§ **Data for this exercise**
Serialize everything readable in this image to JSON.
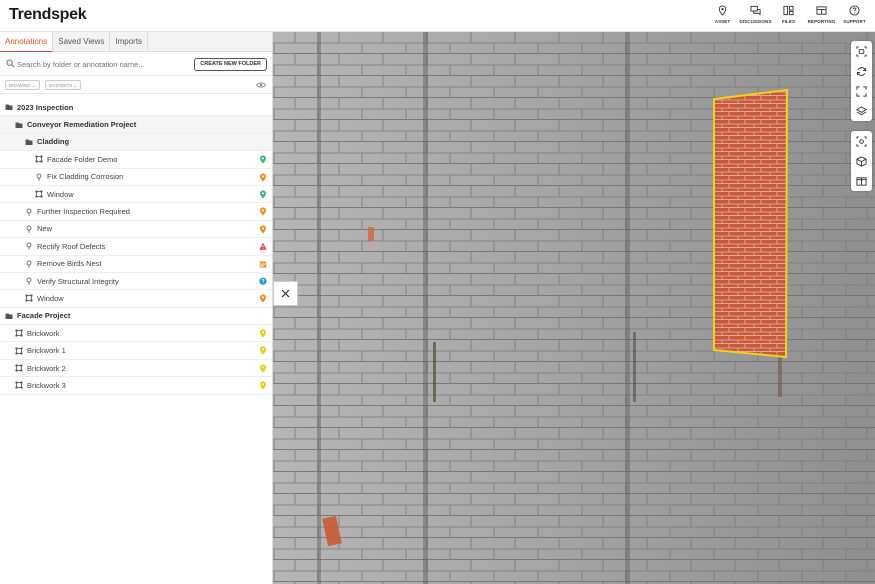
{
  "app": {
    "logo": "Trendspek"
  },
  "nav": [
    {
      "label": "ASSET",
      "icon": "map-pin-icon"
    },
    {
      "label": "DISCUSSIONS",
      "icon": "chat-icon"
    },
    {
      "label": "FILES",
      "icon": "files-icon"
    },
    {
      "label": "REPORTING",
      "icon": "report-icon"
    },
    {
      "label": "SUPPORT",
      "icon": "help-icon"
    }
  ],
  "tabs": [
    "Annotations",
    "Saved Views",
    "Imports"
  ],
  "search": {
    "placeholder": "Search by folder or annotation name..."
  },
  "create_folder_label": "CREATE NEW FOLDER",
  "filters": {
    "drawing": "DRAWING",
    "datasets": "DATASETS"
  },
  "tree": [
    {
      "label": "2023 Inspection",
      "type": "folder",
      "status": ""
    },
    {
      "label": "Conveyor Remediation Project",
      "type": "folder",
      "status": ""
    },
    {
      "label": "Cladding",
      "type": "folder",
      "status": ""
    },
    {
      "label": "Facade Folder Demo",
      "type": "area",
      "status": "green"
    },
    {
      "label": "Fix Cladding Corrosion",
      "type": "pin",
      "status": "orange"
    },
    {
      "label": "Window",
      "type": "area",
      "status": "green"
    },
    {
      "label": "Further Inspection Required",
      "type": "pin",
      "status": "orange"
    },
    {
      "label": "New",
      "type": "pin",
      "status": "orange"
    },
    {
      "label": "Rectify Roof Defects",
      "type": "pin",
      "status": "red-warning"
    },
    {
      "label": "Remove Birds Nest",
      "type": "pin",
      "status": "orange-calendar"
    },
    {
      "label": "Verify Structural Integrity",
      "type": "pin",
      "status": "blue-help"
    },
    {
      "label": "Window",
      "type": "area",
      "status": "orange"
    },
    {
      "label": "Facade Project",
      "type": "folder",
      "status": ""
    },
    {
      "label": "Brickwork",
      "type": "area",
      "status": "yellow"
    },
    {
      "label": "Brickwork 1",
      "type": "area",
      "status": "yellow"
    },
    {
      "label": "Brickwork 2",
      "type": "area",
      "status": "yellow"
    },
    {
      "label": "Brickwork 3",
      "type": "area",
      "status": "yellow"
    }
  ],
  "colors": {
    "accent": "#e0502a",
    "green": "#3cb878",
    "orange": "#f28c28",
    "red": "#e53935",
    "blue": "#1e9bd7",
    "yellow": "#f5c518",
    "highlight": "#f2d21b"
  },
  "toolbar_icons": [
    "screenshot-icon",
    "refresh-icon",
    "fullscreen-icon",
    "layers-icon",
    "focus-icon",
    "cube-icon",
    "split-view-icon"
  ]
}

§ **What the task asks**
Using the records given above, list every line that includes the word "Cladding".

§ **Complete answer**
      "label": "Cladding",
      "label": "Fix Cladding Corrosion",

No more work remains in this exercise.